# start of RECORD EXCERPTS

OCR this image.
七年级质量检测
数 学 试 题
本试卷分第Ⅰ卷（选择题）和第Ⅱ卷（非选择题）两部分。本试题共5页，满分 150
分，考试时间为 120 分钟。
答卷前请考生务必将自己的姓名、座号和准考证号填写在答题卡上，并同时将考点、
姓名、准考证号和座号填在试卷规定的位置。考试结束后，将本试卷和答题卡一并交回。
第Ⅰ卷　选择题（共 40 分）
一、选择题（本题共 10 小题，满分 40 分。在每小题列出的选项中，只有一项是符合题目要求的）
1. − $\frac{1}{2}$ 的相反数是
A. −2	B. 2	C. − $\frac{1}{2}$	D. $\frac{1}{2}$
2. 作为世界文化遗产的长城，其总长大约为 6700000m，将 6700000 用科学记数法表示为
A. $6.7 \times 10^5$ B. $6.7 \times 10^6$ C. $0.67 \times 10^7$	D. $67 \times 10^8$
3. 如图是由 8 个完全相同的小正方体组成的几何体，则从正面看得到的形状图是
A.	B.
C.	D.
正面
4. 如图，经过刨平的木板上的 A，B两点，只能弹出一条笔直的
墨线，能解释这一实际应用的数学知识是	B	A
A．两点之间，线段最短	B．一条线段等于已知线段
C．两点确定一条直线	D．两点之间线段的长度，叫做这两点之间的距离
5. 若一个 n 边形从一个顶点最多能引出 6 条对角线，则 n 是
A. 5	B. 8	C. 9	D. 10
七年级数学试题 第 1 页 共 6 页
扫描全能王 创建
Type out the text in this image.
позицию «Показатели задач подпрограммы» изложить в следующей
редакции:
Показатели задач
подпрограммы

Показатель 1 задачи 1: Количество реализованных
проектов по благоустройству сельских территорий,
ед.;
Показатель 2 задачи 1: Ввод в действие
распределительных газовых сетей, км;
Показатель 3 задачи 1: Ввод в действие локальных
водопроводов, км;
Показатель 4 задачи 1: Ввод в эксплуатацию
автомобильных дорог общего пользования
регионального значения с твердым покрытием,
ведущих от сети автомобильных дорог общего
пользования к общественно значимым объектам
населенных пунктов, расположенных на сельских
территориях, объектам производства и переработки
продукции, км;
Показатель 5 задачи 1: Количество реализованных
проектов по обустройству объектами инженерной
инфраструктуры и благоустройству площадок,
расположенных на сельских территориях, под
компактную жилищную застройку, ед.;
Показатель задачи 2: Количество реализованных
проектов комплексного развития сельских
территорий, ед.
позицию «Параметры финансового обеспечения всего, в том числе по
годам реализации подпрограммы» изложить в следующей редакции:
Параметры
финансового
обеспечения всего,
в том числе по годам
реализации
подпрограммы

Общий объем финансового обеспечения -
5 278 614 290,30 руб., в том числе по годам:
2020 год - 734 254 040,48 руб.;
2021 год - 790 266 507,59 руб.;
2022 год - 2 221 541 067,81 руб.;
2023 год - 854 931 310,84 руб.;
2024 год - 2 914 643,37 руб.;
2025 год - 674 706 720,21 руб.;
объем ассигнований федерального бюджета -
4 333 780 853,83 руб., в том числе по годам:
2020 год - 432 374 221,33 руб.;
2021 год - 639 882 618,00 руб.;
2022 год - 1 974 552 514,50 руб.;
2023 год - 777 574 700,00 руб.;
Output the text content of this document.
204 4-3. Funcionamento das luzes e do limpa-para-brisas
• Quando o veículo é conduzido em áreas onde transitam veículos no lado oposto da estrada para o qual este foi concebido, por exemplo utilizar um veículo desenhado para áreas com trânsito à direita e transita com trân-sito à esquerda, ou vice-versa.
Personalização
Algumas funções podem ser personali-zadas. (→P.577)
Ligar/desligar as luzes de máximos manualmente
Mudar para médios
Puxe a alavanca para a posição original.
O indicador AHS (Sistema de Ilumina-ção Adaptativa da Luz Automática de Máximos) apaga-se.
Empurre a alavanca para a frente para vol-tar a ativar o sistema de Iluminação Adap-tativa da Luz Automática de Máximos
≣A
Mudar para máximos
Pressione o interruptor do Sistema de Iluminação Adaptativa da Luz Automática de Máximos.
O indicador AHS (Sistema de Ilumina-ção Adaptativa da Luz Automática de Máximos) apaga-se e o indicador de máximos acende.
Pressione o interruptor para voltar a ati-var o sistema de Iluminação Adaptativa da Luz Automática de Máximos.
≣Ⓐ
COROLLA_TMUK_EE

# end of RECORD EXCERPTS

Copy out every line from the one containing "Output the text content of this document." to the end of the material, both ends included.

TASK SOLUTION:
Output the text content of this document.
204 4-3. Funcionamento das luzes e do limpa-para-brisas
• Quando o veículo é conduzido em áreas onde transitam veículos no lado oposto da estrada para o qual este foi concebido, por exemplo utilizar um veículo desenhado para áreas com trânsito à direita e transita com trân-sito à esquerda, ou vice-versa.
Personalização
Algumas funções podem ser personali-zadas. (→P.577)
Ligar/desligar as luzes de máximos manualmente
Mudar para médios
Puxe a alavanca para a posição original.
O indicador AHS (Sistema de Ilumina-ção Adaptativa da Luz Automática de Máximos) apaga-se.
Empurre a alavanca para a frente para vol-tar a ativar o sistema de Iluminação Adap-tativa da Luz Automática de Máximos
≣A
Mudar para máximos
Pressione o interruptor do Sistema de Iluminação Adaptativa da Luz Automática de Máximos.
O indicador AHS (Sistema de Ilumina-ção Adaptativa da Luz Automática de Máximos) apaga-se e o indicador de máximos acende.
Pressione o interruptor para voltar a ati-var o sistema de Iluminação Adaptativa da Luz Automática de Máximos.
≣Ⓐ
COROLLA_TMUK_EE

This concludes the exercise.